Exercise data →
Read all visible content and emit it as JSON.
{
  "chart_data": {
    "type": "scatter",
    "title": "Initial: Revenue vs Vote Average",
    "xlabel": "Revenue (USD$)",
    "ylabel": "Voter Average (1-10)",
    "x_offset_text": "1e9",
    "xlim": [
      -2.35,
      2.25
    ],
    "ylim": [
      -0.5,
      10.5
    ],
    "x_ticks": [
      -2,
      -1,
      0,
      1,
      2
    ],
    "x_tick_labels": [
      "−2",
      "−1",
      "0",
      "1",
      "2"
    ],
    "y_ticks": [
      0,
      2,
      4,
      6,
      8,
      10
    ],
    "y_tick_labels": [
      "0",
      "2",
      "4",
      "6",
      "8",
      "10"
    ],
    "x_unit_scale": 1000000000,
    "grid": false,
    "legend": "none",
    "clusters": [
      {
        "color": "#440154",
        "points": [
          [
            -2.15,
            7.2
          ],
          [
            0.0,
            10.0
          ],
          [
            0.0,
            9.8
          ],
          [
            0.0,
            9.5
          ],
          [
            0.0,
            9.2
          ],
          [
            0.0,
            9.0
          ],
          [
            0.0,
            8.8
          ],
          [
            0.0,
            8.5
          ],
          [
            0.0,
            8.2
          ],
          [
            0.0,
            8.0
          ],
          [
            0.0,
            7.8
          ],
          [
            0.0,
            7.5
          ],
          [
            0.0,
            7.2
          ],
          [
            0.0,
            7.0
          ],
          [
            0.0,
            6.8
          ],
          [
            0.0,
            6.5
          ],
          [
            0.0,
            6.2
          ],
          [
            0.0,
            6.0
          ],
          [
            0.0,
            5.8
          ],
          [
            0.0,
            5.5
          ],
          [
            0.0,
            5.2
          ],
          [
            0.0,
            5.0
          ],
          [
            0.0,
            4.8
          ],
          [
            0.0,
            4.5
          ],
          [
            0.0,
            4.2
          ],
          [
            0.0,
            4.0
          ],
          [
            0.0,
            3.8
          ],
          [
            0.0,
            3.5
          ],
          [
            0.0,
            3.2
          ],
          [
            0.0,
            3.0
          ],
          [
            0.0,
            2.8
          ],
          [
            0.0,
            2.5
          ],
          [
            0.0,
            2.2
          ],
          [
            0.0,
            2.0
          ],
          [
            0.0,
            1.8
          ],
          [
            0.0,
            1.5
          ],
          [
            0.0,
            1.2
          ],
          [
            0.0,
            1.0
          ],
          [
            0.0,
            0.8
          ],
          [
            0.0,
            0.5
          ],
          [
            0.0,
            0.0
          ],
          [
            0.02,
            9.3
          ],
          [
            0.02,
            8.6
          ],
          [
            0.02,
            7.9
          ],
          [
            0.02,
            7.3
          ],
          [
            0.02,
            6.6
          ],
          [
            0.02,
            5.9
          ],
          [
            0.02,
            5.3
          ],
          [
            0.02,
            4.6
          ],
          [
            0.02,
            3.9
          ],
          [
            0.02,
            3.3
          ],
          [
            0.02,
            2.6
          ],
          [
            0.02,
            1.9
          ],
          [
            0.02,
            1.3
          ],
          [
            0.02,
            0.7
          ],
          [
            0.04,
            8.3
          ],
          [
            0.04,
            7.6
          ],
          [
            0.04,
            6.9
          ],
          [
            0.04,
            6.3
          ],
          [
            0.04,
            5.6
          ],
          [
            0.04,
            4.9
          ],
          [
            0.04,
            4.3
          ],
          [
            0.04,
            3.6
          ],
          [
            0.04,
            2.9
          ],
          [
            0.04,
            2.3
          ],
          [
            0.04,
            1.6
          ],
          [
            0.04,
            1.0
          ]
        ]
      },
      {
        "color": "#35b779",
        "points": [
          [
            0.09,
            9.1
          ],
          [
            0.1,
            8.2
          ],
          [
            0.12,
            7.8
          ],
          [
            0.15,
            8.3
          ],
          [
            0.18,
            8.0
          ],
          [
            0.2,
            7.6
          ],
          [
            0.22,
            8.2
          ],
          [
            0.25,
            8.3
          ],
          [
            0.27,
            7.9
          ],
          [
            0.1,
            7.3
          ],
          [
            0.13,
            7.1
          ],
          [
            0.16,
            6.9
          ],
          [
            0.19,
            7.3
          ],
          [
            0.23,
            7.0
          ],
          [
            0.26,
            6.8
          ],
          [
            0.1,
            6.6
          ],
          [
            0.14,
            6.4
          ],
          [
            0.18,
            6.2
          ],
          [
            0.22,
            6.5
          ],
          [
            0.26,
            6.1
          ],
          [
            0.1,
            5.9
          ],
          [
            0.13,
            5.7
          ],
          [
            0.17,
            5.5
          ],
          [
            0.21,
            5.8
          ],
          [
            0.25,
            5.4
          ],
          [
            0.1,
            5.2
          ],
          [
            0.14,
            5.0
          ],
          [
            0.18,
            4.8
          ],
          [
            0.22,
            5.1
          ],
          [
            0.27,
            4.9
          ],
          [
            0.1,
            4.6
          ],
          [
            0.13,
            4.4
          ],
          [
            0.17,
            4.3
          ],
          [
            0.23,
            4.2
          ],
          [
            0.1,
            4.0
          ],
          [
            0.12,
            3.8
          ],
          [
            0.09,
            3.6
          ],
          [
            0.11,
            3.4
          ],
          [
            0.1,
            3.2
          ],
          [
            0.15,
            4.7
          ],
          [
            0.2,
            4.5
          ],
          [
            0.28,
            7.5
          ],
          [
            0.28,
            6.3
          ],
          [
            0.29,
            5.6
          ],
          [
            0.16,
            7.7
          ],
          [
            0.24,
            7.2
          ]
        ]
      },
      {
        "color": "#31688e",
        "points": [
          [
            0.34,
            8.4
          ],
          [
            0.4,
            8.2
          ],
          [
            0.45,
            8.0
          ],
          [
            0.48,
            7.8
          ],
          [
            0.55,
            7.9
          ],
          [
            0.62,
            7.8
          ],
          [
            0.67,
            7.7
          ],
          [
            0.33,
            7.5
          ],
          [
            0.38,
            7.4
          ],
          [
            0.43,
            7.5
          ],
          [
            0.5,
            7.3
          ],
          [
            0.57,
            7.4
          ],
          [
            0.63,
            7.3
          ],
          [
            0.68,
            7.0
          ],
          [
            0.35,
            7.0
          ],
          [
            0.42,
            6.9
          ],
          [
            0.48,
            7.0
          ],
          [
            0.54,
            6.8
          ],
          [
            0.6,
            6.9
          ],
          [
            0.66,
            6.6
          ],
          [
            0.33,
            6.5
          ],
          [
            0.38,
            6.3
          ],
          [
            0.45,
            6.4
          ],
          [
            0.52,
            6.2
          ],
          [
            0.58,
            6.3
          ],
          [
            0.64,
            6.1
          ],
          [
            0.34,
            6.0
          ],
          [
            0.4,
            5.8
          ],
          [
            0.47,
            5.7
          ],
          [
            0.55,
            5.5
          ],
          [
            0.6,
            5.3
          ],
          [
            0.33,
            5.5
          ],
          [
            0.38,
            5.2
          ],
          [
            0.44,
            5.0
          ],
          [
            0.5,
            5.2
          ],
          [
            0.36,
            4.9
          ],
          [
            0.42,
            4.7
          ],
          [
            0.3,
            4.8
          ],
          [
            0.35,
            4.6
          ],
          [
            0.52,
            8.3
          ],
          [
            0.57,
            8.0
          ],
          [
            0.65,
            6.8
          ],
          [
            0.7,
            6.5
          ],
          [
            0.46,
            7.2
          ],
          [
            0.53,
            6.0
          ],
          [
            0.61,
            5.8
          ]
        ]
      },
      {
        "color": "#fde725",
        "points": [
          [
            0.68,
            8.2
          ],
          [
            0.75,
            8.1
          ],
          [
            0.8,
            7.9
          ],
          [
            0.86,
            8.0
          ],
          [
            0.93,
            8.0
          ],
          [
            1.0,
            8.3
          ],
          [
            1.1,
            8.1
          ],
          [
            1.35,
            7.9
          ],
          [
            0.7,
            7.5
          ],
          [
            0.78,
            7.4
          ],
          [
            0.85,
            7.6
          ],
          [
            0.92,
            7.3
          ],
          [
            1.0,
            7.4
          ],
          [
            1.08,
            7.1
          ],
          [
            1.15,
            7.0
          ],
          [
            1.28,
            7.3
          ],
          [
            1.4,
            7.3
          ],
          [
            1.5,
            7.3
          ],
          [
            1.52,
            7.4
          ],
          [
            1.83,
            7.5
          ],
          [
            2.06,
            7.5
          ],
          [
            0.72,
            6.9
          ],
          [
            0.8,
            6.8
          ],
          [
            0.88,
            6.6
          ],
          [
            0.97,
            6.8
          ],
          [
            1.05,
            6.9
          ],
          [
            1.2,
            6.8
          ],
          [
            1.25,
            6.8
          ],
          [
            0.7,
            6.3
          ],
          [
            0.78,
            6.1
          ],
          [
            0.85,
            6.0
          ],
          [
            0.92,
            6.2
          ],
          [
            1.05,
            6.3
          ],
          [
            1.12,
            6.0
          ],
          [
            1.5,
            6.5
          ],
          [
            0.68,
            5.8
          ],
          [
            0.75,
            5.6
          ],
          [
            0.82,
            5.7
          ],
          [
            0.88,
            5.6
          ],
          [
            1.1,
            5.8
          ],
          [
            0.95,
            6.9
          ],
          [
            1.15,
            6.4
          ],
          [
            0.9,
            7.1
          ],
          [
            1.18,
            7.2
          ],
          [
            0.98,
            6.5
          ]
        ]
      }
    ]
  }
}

What needs to be done →
Copy out every line of the data that includes the word "Revenue".

Exercise solution →
    "title": "Initial: Revenue vs Vote Average",
    "xlabel": "Revenue (USD$)",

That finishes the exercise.